Data shown:
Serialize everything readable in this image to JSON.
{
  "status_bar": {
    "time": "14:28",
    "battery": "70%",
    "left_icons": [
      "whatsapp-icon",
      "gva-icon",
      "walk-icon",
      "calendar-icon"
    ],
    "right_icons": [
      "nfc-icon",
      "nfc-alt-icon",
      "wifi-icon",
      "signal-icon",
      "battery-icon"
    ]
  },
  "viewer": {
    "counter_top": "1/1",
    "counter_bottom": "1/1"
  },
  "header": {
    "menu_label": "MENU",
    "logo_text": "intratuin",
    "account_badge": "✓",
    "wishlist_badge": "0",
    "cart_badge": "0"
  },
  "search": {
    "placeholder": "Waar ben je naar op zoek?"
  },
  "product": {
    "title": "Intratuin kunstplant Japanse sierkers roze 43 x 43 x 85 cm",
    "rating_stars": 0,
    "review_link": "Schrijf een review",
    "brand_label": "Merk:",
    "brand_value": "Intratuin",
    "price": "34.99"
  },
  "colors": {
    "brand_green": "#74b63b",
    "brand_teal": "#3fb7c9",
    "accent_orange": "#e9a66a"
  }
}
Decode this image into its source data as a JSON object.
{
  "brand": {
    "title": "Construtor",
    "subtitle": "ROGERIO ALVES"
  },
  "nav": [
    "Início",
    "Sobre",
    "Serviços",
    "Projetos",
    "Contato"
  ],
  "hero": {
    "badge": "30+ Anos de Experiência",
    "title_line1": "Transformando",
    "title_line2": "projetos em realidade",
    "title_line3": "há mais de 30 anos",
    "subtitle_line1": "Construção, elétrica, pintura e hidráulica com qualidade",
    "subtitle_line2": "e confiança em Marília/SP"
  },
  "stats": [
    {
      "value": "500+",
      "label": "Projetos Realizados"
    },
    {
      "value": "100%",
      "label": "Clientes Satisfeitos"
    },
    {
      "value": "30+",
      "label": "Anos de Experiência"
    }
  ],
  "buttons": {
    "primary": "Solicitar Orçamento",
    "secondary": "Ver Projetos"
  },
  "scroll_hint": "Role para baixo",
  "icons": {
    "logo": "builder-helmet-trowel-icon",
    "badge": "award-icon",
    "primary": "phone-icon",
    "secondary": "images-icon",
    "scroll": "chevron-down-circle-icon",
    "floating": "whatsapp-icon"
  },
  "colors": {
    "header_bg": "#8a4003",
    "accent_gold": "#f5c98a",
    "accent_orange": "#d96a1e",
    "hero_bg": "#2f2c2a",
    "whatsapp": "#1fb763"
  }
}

Task to complete:
Restate all of the entries exactly, please.

Result of the exercise:
Serialize everything readable in this image to JSON.
{
  "status_bar": {
    "time": "14:28",
    "battery": "70%",
    "left_icons": [
      "whatsapp-icon",
      "gva-icon",
      "walk-icon",
      "calendar-icon"
    ],
    "right_icons": [
      "nfc-icon",
      "nfc-alt-icon",
      "wifi-icon",
      "signal-icon",
      "battery-icon"
    ]
  },
  "viewer": {
    "counter_top": "1/1",
    "counter_bottom": "1/1"
  },
  "header": {
    "menu_label": "MENU",
    "logo_text": "intratuin",
    "account_badge": "✓",
    "wishlist_badge": "0",
    "cart_badge": "0"
  },
  "search": {
    "placeholder": "Waar ben je naar op zoek?"
  },
  "product": {
    "title": "Intratuin kunstplant Japanse sierkers roze 43 x 43 x 85 cm",
    "rating_stars": 0,
    "review_link": "Schrijf een review",
    "brand_label": "Merk:",
    "brand_value": "Intratuin",
    "price": "34.99"
  },
  "colors": {
    "brand_green": "#74b63b",
    "brand_teal": "#3fb7c9",
    "accent_orange": "#e9a66a"
  }
}
Decode this image into its source data as a JSON object.
{
  "brand": {
    "title": "Construtor",
    "subtitle": "ROGERIO ALVES"
  },
  "nav": [
    "Início",
    "Sobre",
    "Serviços",
    "Projetos",
    "Contato"
  ],
  "hero": {
    "badge": "30+ Anos de Experiência",
    "title_line1": "Transformando",
    "title_line2": "projetos em realidade",
    "title_line3": "há mais de 30 anos",
    "subtitle_line1": "Construção, elétrica, pintura e hidráulica com qualidade",
    "subtitle_line2": "e confiança em Marília/SP"
  },
  "stats": [
    {
      "value": "500+",
      "label": "Projetos Realizados"
    },
    {
      "value": "100%",
      "label": "Clientes Satisfeitos"
    },
    {
      "value": "30+",
      "label": "Anos de Experiência"
    }
  ],
  "buttons": {
    "primary": "Solicitar Orçamento",
    "secondary": "Ver Projetos"
  },
  "scroll_hint": "Role para baixo",
  "icons": {
    "logo": "builder-helmet-trowel-icon",
    "badge": "award-icon",
    "primary": "phone-icon",
    "secondary": "images-icon",
    "scroll": "chevron-down-circle-icon",
    "floating": "whatsapp-icon"
  },
  "colors": {
    "header_bg": "#8a4003",
    "accent_gold": "#f5c98a",
    "accent_orange": "#d96a1e",
    "hero_bg": "#2f2c2a",
    "whatsapp": "#1fb763"
  }
}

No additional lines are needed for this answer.